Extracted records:
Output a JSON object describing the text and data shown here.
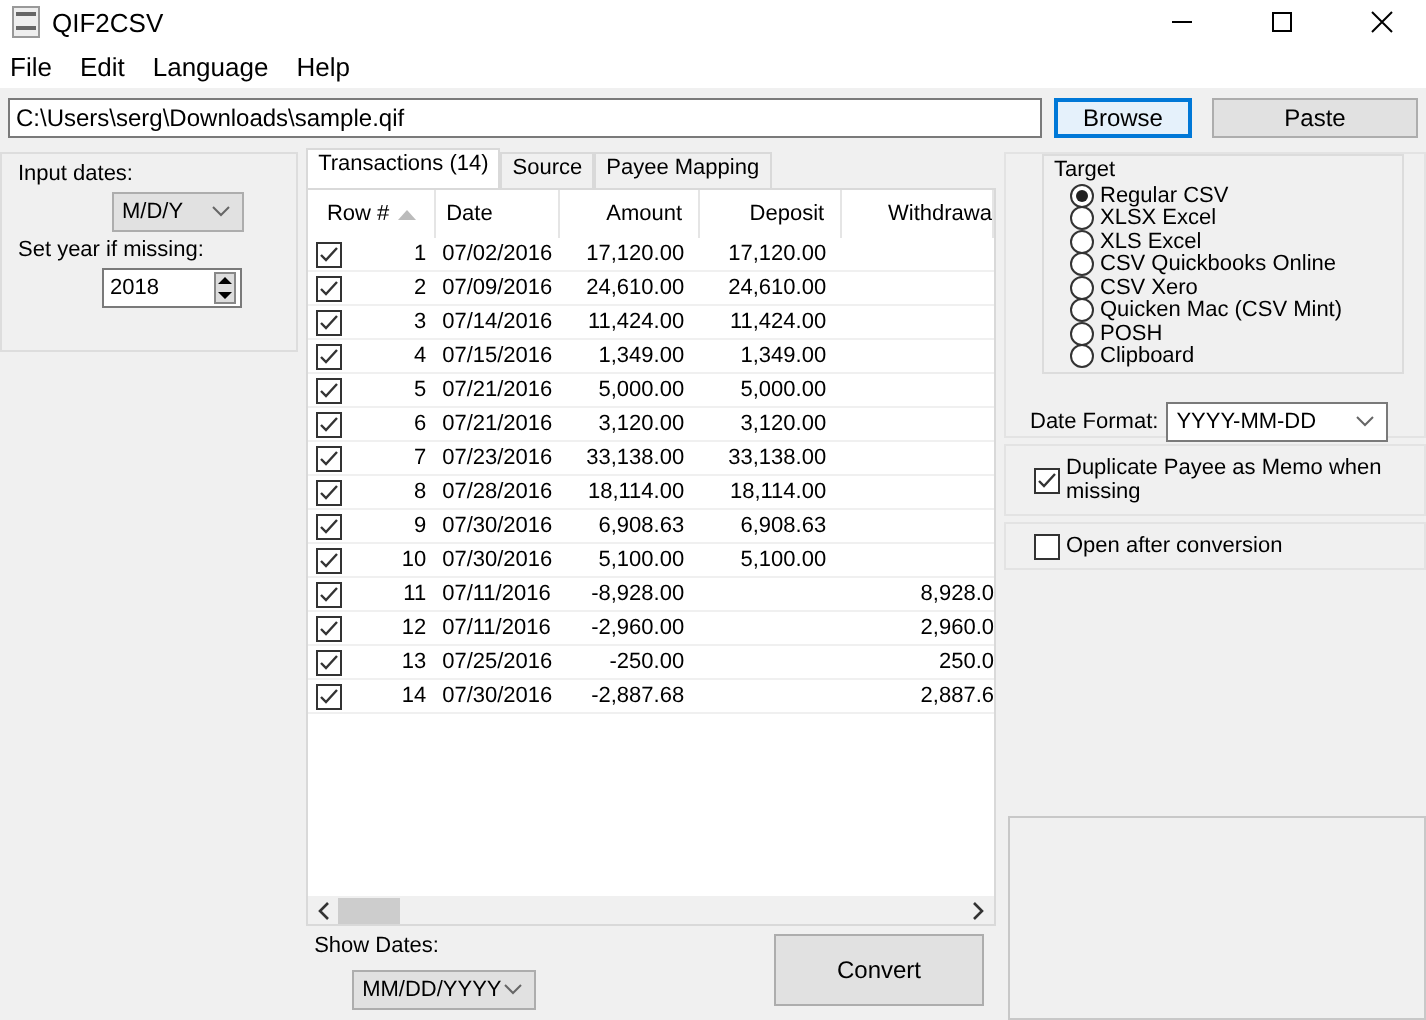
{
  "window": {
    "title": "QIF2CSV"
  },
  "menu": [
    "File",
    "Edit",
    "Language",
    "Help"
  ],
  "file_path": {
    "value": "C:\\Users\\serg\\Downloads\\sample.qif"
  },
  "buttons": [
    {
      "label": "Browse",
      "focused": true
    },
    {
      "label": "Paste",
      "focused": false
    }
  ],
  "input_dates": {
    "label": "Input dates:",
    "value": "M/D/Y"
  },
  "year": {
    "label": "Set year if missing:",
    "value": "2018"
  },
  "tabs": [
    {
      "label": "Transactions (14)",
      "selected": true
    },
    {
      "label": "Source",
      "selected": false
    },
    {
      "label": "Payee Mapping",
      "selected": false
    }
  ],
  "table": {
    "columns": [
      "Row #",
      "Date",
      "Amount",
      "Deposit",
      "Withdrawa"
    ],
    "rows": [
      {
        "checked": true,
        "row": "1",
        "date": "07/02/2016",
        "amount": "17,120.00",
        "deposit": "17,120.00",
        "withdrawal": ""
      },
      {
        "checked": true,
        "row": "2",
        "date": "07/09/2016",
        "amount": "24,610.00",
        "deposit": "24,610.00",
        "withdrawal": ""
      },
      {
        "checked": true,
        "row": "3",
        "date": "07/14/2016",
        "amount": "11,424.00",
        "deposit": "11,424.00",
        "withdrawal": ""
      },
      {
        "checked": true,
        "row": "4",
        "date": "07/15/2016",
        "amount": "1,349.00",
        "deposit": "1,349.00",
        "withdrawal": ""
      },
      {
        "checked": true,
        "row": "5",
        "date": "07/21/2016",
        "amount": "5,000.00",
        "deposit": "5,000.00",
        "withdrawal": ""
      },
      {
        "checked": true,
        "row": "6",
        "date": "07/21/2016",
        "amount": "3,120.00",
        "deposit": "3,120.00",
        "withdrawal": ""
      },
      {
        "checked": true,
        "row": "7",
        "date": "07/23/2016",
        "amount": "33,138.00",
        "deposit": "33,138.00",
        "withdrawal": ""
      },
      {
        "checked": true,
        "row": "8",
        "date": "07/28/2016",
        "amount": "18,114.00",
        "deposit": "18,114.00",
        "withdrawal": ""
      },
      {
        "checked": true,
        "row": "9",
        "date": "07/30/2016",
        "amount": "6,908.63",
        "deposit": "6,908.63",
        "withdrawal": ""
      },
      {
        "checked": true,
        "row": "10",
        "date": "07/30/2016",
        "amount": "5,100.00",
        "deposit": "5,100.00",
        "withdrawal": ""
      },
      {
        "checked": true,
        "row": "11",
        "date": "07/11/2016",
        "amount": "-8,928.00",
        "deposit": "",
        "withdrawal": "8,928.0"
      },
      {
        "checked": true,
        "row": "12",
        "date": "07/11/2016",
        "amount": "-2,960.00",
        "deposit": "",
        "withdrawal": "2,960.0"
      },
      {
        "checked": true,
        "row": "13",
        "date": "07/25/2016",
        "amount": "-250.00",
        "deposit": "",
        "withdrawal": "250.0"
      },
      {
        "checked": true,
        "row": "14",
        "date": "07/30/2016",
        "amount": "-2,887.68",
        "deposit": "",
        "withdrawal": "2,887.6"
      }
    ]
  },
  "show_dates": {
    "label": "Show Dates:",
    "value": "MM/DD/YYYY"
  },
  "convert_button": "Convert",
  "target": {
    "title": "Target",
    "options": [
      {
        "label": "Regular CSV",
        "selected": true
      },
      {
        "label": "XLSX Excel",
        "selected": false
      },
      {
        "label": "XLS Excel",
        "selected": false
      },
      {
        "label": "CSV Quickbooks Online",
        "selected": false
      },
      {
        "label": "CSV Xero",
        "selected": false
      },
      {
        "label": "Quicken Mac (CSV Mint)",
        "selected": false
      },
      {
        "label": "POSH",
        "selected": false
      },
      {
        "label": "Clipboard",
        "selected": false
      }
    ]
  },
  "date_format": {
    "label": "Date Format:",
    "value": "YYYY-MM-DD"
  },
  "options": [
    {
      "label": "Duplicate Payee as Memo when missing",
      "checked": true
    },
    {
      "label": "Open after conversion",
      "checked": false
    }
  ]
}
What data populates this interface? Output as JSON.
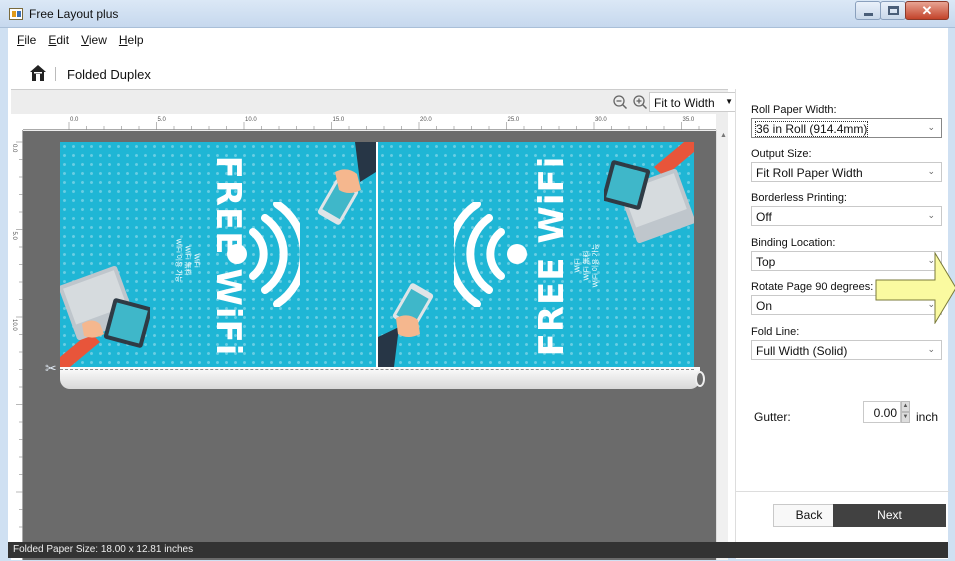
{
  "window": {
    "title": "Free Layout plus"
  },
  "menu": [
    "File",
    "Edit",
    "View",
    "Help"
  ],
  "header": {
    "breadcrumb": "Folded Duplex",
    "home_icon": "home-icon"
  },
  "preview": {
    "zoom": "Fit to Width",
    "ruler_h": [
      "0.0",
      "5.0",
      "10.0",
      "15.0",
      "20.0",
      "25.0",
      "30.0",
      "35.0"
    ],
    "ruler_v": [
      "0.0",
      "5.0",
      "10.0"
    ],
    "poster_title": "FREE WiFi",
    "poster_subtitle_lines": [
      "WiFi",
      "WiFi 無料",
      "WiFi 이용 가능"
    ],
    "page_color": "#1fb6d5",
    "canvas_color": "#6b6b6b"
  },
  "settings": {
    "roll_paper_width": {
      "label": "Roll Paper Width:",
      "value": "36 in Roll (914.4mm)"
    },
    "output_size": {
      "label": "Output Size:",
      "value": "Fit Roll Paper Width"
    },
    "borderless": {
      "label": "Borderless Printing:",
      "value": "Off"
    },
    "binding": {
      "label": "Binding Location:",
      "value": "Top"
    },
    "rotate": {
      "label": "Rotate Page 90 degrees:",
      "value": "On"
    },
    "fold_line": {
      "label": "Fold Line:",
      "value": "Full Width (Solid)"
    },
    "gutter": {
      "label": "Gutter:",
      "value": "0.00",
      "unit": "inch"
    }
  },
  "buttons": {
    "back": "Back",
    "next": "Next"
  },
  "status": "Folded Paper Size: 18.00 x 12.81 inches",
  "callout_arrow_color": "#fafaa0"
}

- **Request**
Repeat the records above exactly, leaving out the pictures.

- **Result for this exercise**
Output a JSON object describing the text and data shown here.
{
  "window": {
    "title": "QIF2CSV"
  },
  "menu": [
    "File",
    "Edit",
    "Language",
    "Help"
  ],
  "file_path": {
    "value": "C:\\Users\\serg\\Downloads\\sample.qif"
  },
  "buttons": [
    {
      "label": "Browse",
      "focused": true
    },
    {
      "label": "Paste",
      "focused": false
    }
  ],
  "input_dates": {
    "label": "Input dates:",
    "value": "M/D/Y"
  },
  "year": {
    "label": "Set year if missing:",
    "value": "2018"
  },
  "tabs": [
    {
      "label": "Transactions (14)",
      "selected": true
    },
    {
      "label": "Source",
      "selected": false
    },
    {
      "label": "Payee Mapping",
      "selected": false
    }
  ],
  "table": {
    "columns": [
      "Row #",
      "Date",
      "Amount",
      "Deposit",
      "Withdrawa"
    ],
    "rows": [
      {
        "checked": true,
        "row": "1",
        "date": "07/02/2016",
        "amount": "17,120.00",
        "deposit": "17,120.00",
        "withdrawal": ""
      },
      {
        "checked": true,
        "row": "2",
        "date": "07/09/2016",
        "amount": "24,610.00",
        "deposit": "24,610.00",
        "withdrawal": ""
      },
      {
        "checked": true,
        "row": "3",
        "date": "07/14/2016",
        "amount": "11,424.00",
        "deposit": "11,424.00",
        "withdrawal": ""
      },
      {
        "checked": true,
        "row": "4",
        "date": "07/15/2016",
        "amount": "1,349.00",
        "deposit": "1,349.00",
        "withdrawal": ""
      },
      {
        "checked": true,
        "row": "5",
        "date": "07/21/2016",
        "amount": "5,000.00",
        "deposit": "5,000.00",
        "withdrawal": ""
      },
      {
        "checked": true,
        "row": "6",
        "date": "07/21/2016",
        "amount": "3,120.00",
        "deposit": "3,120.00",
        "withdrawal": ""
      },
      {
        "checked": true,
        "row": "7",
        "date": "07/23/2016",
        "amount": "33,138.00",
        "deposit": "33,138.00",
        "withdrawal": ""
      },
      {
        "checked": true,
        "row": "8",
        "date": "07/28/2016",
        "amount": "18,114.00",
        "deposit": "18,114.00",
        "withdrawal": ""
      },
      {
        "checked": true,
        "row": "9",
        "date": "07/30/2016",
        "amount": "6,908.63",
        "deposit": "6,908.63",
        "withdrawal": ""
      },
      {
        "checked": true,
        "row": "10",
        "date": "07/30/2016",
        "amount": "5,100.00",
        "deposit": "5,100.00",
        "withdrawal": ""
      },
      {
        "checked": true,
        "row": "11",
        "date": "07/11/2016",
        "amount": "-8,928.00",
        "deposit": "",
        "withdrawal": "8,928.0"
      },
      {
        "checked": true,
        "row": "12",
        "date": "07/11/2016",
        "amount": "-2,960.00",
        "deposit": "",
        "withdrawal": "2,960.0"
      },
      {
        "checked": true,
        "row": "13",
        "date": "07/25/2016",
        "amount": "-250.00",
        "deposit": "",
        "withdrawal": "250.0"
      },
      {
        "checked": true,
        "row": "14",
        "date": "07/30/2016",
        "amount": "-2,887.68",
        "deposit": "",
        "withdrawal": "2,887.6"
      }
    ]
  },
  "show_dates": {
    "label": "Show Dates:",
    "value": "MM/DD/YYYY"
  },
  "convert_button": "Convert",
  "target": {
    "title": "Target",
    "options": [
      {
        "label": "Regular CSV",
        "selected": true
      },
      {
        "label": "XLSX Excel",
        "selected": false
      },
      {
        "label": "XLS Excel",
        "selected": false
      },
      {
        "label": "CSV Quickbooks Online",
        "selected": false
      },
      {
        "label": "CSV Xero",
        "selected": false
      },
      {
        "label": "Quicken Mac (CSV Mint)",
        "selected": false
      },
      {
        "label": "POSH",
        "selected": false
      },
      {
        "label": "Clipboard",
        "selected": false
      }
    ]
  },
  "date_format": {
    "label": "Date Format:",
    "value": "YYYY-MM-DD"
  },
  "options": [
    {
      "label": "Duplicate Payee as Memo when missing",
      "checked": true
    },
    {
      "label": "Open after conversion",
      "checked": false
    }
  ]
}
What data populates this interface? Output as JSON.
{
  "window": {
    "title": "Free Layout plus"
  },
  "menu": [
    "File",
    "Edit",
    "View",
    "Help"
  ],
  "header": {
    "breadcrumb": "Folded Duplex",
    "home_icon": "home-icon"
  },
  "preview": {
    "zoom": "Fit to Width",
    "ruler_h": [
      "0.0",
      "5.0",
      "10.0",
      "15.0",
      "20.0",
      "25.0",
      "30.0",
      "35.0"
    ],
    "ruler_v": [
      "0.0",
      "5.0",
      "10.0"
    ],
    "poster_title": "FREE WiFi",
    "poster_subtitle_lines": [
      "WiFi",
      "WiFi 無料",
      "WiFi 이용 가능"
    ],
    "page_color": "#1fb6d5",
    "canvas_color": "#6b6b6b"
  },
  "settings": {
    "roll_paper_width": {
      "label": "Roll Paper Width:",
      "value": "36 in Roll (914.4mm)"
    },
    "output_size": {
      "label": "Output Size:",
      "value": "Fit Roll Paper Width"
    },
    "borderless": {
      "label": "Borderless Printing:",
      "value": "Off"
    },
    "binding": {
      "label": "Binding Location:",
      "value": "Top"
    },
    "rotate": {
      "label": "Rotate Page 90 degrees:",
      "value": "On"
    },
    "fold_line": {
      "label": "Fold Line:",
      "value": "Full Width (Solid)"
    },
    "gutter": {
      "label": "Gutter:",
      "value": "0.00",
      "unit": "inch"
    }
  },
  "buttons": {
    "back": "Back",
    "next": "Next"
  },
  "status": "Folded Paper Size: 18.00 x 12.81 inches",
  "callout_arrow_color": "#fafaa0"
}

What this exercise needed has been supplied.